**Set problem**
In the records below, find the line containing "What's the underlying", then extract that line and all subsequent lines exactly, leaving out everything else.

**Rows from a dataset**
## Begin

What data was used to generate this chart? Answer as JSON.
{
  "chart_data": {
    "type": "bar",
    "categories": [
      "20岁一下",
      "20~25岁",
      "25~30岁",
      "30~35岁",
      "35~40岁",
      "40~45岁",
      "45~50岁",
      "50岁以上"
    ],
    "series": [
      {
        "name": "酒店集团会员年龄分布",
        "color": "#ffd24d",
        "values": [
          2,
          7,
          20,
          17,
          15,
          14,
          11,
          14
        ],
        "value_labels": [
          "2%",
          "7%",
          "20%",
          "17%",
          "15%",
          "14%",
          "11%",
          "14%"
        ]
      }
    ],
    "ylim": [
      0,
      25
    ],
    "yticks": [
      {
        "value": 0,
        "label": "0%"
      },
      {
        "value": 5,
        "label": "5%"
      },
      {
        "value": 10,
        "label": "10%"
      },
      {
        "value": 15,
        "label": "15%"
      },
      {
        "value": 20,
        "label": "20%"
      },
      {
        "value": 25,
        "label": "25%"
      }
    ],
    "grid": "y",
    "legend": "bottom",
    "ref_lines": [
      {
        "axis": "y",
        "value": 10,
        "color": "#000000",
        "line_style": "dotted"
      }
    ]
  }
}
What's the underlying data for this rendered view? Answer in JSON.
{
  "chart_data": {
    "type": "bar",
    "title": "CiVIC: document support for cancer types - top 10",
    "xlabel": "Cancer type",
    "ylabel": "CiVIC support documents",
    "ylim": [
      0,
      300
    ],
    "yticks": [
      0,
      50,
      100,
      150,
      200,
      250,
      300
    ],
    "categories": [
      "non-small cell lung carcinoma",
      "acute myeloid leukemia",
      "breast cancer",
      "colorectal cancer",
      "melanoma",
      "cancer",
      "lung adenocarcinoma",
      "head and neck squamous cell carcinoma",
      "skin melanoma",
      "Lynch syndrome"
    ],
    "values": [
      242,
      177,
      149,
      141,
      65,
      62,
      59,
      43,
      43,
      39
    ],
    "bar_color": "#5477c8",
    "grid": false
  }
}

## End

**Completed exercise**
What's the underlying data for this rendered view? Answer in JSON.
{
  "chart_data": {
    "type": "bar",
    "title": "CiVIC: document support for cancer types - top 10",
    "xlabel": "Cancer type",
    "ylabel": "CiVIC support documents",
    "ylim": [
      0,
      300
    ],
    "yticks": [
      0,
      50,
      100,
      150,
      200,
      250,
      300
    ],
    "categories": [
      "non-small cell lung carcinoma",
      "acute myeloid leukemia",
      "breast cancer",
      "colorectal cancer",
      "melanoma",
      "cancer",
      "lung adenocarcinoma",
      "head and neck squamous cell carcinoma",
      "skin melanoma",
      "Lynch syndrome"
    ],
    "values": [
      242,
      177,
      149,
      141,
      65,
      62,
      59,
      43,
      43,
      39
    ],
    "bar_color": "#5477c8",
    "grid": false
  }
}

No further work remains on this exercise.